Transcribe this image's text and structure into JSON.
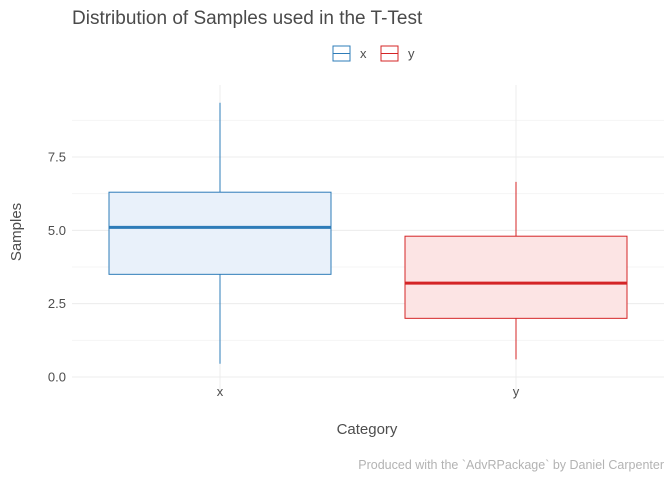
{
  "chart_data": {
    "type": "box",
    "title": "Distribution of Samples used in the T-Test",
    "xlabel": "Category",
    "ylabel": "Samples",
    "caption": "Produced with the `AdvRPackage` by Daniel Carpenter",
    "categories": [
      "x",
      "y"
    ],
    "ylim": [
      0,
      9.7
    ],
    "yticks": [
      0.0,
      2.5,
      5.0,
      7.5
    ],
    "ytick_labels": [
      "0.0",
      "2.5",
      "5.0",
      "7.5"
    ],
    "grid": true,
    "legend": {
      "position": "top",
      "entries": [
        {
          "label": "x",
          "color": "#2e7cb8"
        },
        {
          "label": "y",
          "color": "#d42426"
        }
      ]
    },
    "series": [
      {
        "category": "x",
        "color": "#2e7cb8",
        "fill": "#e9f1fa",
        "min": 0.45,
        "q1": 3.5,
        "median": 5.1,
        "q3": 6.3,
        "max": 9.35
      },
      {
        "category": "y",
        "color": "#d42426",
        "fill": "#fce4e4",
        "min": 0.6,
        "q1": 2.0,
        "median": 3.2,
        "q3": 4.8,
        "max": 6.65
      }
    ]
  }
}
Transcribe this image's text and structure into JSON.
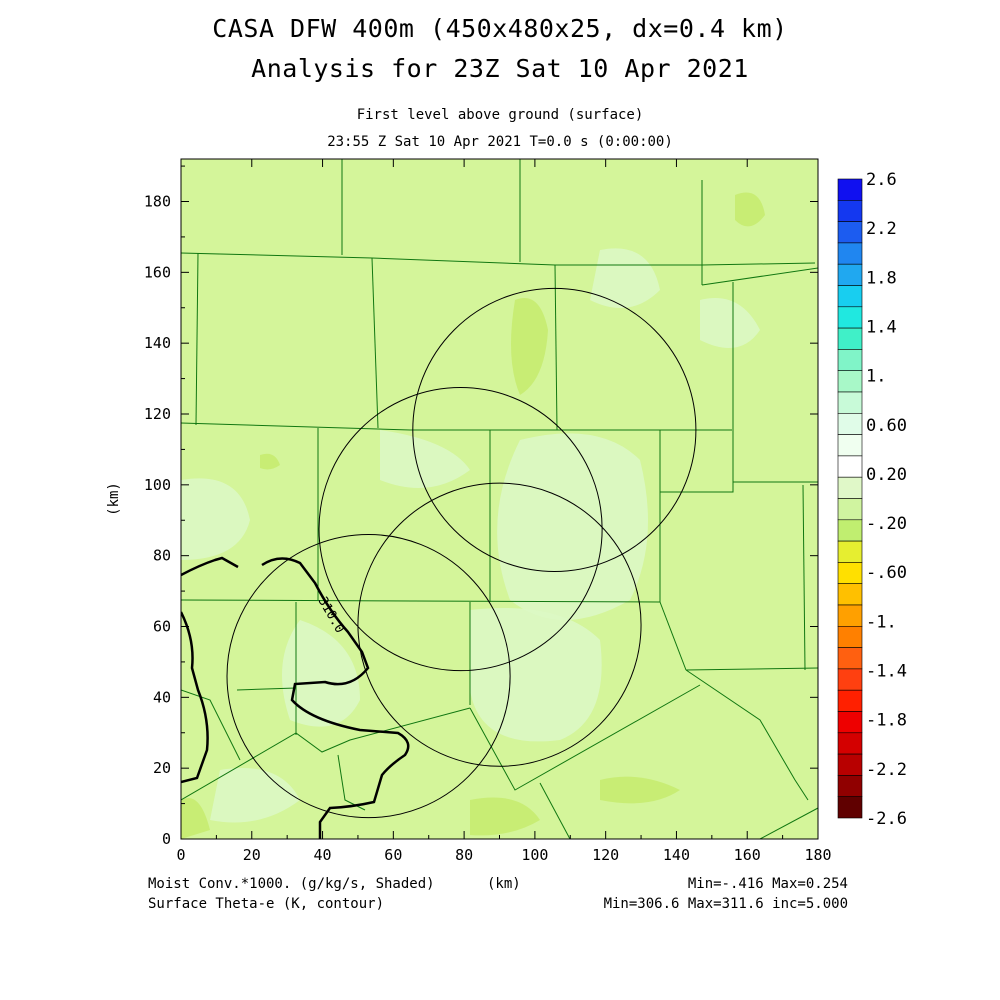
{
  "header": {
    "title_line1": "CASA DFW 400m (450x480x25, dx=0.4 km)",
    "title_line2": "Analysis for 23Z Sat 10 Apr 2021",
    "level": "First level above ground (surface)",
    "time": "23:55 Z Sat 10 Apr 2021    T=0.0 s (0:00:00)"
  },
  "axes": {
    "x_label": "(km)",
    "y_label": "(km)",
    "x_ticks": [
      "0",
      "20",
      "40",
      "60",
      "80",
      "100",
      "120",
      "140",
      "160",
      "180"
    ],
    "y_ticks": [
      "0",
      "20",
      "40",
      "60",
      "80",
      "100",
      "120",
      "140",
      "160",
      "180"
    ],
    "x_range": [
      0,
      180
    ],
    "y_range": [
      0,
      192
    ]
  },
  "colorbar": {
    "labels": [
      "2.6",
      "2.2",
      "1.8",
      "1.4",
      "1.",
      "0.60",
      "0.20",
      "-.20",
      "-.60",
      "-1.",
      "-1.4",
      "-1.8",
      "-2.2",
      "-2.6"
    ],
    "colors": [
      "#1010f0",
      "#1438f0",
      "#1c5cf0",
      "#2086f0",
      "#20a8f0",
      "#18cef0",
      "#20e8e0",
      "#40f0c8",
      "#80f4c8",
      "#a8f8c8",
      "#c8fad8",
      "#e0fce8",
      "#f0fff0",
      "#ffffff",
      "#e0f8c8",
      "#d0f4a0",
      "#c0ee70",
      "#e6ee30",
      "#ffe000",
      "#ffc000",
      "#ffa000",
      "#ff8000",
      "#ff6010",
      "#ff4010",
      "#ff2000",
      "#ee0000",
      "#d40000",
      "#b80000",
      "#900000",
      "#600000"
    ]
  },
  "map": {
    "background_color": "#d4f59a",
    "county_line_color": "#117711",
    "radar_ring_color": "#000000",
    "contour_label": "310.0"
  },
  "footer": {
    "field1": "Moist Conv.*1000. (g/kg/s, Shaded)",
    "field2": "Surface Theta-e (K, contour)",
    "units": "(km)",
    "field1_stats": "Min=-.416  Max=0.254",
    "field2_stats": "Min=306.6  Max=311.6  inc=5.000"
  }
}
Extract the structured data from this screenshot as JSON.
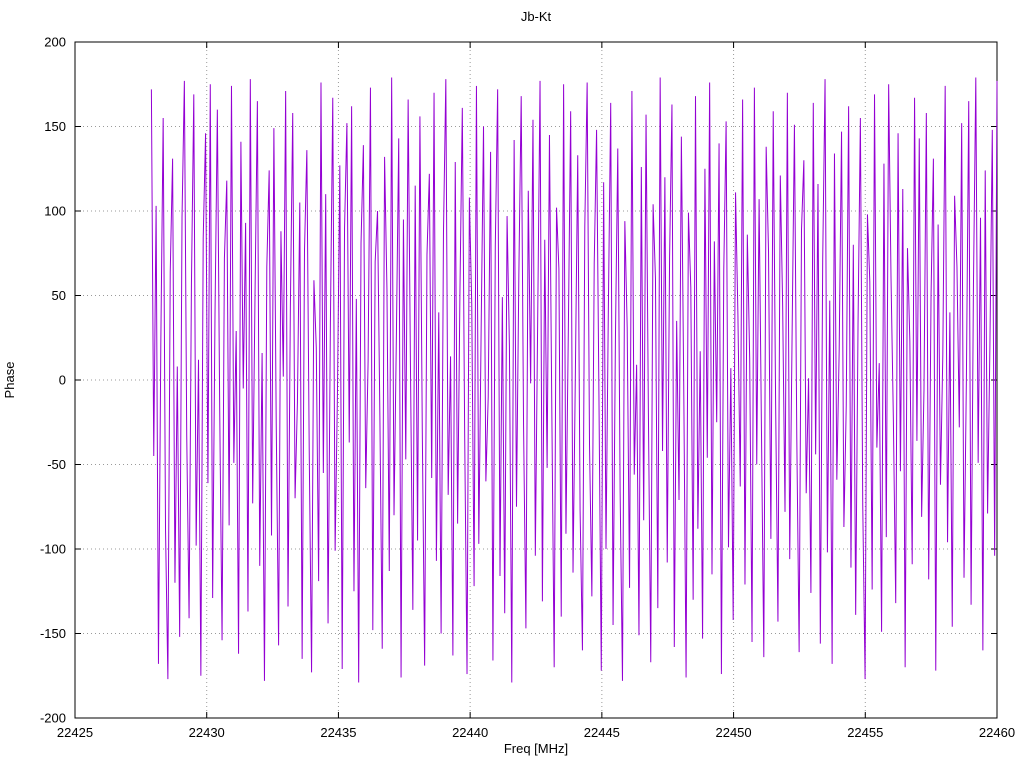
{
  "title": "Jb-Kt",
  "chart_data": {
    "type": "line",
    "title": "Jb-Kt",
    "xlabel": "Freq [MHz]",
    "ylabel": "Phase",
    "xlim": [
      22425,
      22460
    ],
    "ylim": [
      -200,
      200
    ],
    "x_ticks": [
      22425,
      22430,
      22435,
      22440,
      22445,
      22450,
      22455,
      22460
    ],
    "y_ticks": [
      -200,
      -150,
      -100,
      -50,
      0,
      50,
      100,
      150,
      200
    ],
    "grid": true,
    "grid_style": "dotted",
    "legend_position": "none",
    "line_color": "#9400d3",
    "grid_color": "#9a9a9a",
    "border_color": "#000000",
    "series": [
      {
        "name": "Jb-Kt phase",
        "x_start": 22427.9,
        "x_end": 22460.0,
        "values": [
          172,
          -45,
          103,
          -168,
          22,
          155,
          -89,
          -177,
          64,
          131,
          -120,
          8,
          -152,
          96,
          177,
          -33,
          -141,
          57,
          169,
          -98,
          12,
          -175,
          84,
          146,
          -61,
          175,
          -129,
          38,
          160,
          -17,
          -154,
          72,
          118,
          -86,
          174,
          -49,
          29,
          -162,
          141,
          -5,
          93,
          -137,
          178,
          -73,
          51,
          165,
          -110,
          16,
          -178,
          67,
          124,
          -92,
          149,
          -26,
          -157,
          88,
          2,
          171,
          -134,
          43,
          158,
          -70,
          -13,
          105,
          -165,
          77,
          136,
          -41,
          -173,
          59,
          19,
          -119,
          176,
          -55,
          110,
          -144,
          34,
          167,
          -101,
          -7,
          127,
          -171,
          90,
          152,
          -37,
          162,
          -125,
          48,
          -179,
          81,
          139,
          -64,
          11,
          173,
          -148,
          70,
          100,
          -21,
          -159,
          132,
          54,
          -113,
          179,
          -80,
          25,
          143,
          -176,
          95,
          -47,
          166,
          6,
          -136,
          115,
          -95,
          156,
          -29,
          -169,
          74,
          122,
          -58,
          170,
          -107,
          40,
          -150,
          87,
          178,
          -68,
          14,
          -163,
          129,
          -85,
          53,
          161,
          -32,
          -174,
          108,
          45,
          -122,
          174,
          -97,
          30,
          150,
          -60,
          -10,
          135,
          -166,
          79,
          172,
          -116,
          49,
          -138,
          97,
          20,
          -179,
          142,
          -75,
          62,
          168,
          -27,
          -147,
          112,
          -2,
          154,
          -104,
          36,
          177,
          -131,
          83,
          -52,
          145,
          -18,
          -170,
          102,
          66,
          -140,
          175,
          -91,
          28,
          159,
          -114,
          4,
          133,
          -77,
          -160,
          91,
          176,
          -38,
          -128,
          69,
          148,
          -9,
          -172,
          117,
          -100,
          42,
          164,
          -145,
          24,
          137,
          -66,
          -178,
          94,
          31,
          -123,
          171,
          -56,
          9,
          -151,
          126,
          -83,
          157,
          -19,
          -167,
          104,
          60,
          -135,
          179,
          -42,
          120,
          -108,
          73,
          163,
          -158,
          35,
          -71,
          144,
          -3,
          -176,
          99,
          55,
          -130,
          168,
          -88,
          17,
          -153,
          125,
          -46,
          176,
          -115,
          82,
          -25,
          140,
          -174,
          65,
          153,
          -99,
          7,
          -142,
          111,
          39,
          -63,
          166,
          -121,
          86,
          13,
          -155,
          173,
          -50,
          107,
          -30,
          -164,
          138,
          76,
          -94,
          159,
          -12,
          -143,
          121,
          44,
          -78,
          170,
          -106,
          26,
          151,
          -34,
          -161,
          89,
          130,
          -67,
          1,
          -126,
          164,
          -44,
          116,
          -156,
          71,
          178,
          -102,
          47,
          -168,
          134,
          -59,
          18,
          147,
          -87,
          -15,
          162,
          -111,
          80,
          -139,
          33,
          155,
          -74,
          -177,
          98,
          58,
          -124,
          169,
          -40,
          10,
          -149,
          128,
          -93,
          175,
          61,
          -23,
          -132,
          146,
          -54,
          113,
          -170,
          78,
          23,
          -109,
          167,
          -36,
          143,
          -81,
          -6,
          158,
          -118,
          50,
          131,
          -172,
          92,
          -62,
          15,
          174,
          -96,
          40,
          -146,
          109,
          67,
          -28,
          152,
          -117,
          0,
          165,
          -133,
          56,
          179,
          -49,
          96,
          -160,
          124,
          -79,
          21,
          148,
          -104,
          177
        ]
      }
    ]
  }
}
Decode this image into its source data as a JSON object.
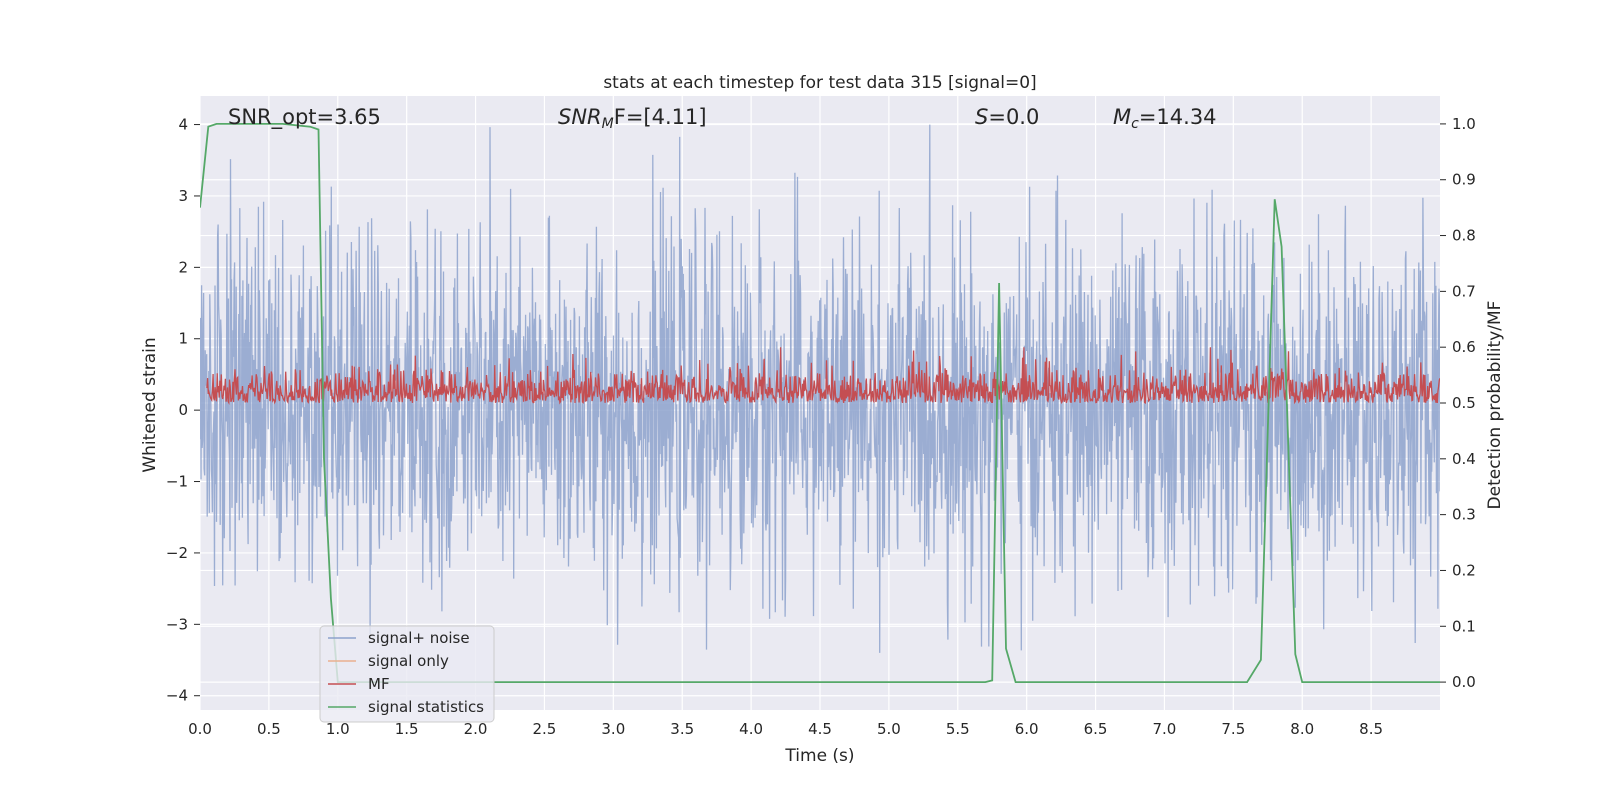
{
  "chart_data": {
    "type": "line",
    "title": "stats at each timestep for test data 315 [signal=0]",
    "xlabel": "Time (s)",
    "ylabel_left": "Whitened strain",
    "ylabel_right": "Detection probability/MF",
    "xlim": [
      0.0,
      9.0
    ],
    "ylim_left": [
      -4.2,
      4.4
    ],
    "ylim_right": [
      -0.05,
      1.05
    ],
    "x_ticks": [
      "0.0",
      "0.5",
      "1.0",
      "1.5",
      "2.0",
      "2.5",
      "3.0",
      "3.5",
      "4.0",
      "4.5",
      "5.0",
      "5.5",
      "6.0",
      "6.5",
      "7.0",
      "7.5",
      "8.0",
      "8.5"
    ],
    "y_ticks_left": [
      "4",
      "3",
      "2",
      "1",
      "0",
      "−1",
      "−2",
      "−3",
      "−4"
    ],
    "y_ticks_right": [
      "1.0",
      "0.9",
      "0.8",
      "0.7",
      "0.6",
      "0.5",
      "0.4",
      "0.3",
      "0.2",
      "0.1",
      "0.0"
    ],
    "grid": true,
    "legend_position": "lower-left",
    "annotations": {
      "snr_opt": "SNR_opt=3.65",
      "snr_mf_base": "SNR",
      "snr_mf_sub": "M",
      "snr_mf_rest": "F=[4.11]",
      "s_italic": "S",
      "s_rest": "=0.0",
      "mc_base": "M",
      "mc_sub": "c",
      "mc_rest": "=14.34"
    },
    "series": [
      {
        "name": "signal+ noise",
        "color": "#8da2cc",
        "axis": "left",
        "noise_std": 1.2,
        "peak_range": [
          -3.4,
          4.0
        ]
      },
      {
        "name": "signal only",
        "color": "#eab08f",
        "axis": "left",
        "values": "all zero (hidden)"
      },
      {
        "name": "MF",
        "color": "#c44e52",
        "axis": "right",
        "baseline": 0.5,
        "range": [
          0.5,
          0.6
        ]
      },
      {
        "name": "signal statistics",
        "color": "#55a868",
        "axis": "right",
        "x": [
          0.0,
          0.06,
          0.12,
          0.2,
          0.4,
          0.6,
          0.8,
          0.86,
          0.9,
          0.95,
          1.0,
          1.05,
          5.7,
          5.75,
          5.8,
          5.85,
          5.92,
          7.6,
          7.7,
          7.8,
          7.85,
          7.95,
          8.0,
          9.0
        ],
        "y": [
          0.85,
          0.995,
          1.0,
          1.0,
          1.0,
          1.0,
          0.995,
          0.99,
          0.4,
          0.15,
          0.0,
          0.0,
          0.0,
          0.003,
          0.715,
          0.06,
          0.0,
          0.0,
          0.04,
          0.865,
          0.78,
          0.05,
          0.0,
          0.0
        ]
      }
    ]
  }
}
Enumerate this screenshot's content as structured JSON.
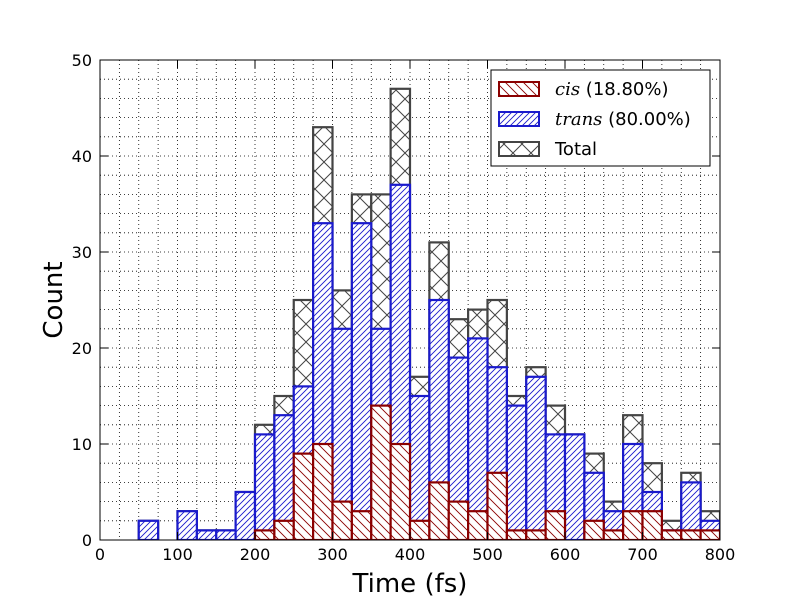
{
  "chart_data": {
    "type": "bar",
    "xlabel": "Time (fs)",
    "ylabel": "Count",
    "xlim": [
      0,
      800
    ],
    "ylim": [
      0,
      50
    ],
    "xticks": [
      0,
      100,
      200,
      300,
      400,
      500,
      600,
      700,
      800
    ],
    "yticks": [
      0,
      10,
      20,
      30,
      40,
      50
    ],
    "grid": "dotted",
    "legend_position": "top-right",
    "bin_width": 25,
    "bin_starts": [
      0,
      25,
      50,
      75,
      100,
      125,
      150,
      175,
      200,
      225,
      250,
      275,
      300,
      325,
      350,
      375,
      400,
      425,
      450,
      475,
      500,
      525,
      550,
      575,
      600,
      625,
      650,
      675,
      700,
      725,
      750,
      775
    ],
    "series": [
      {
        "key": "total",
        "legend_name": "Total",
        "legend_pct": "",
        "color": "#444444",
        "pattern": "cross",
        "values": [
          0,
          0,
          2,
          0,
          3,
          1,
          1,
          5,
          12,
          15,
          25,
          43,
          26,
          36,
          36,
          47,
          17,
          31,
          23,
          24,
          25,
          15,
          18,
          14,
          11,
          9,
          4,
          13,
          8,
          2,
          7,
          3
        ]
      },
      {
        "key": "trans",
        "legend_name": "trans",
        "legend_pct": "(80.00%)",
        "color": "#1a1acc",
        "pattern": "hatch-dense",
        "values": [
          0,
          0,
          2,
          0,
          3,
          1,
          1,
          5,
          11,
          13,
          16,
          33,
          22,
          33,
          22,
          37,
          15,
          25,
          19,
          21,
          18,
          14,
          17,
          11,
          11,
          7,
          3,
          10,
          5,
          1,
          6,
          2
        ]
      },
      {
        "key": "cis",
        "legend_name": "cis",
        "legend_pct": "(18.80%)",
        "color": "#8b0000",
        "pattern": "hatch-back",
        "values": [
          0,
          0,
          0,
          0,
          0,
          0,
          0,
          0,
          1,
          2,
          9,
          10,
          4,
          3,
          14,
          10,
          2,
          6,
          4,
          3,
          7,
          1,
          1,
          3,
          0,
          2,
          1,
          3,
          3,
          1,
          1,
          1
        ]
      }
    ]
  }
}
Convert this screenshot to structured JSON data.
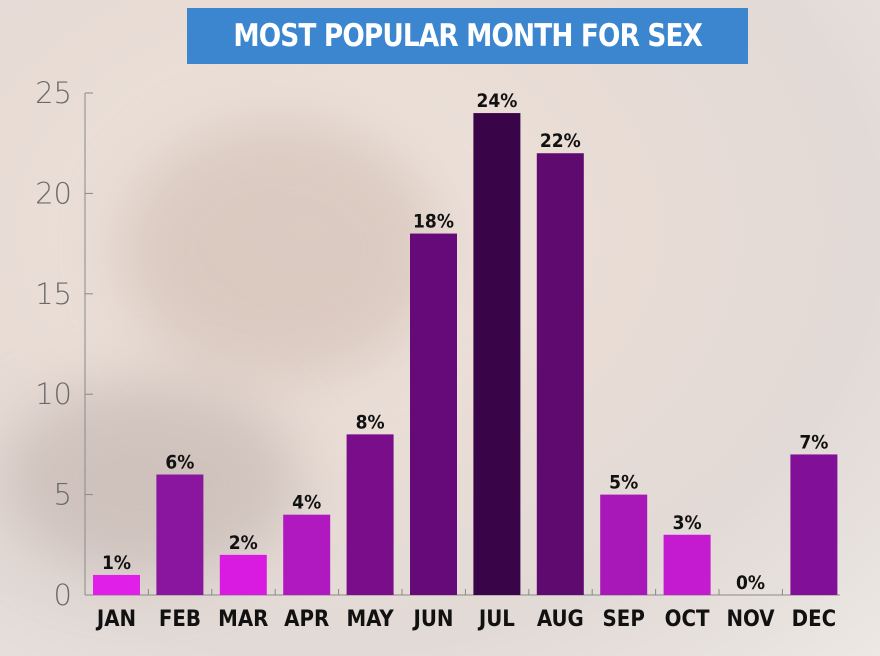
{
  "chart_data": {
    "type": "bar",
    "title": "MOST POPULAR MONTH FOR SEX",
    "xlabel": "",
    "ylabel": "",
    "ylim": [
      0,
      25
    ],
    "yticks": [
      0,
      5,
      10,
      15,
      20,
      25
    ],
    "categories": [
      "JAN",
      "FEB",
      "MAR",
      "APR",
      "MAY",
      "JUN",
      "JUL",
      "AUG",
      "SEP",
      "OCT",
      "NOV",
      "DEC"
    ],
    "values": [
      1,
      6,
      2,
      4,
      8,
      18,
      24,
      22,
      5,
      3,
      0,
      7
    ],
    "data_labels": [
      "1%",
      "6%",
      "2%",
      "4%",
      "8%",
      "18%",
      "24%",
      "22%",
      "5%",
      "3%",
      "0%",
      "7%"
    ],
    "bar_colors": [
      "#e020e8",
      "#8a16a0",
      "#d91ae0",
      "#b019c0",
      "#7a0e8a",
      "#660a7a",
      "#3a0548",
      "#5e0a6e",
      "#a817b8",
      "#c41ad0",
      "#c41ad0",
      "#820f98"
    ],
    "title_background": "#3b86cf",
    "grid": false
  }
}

★ ★ ★ ★ ★ ★ ★

*DIRECTIVE*. Wherever the word "JSON" occurs in a line of the listing, copy that line.

*EXERCISE SOLUTION*.
Transcribe this image's text and structure into JSON.
Transcribe this image's text and structure into JSON.
Extract the structured data from this screenshot as JSON.
Decode this image into its source data as a JSON object.
Enumerate this screenshot's content as structured JSON.
Convert this screenshot to structured JSON data.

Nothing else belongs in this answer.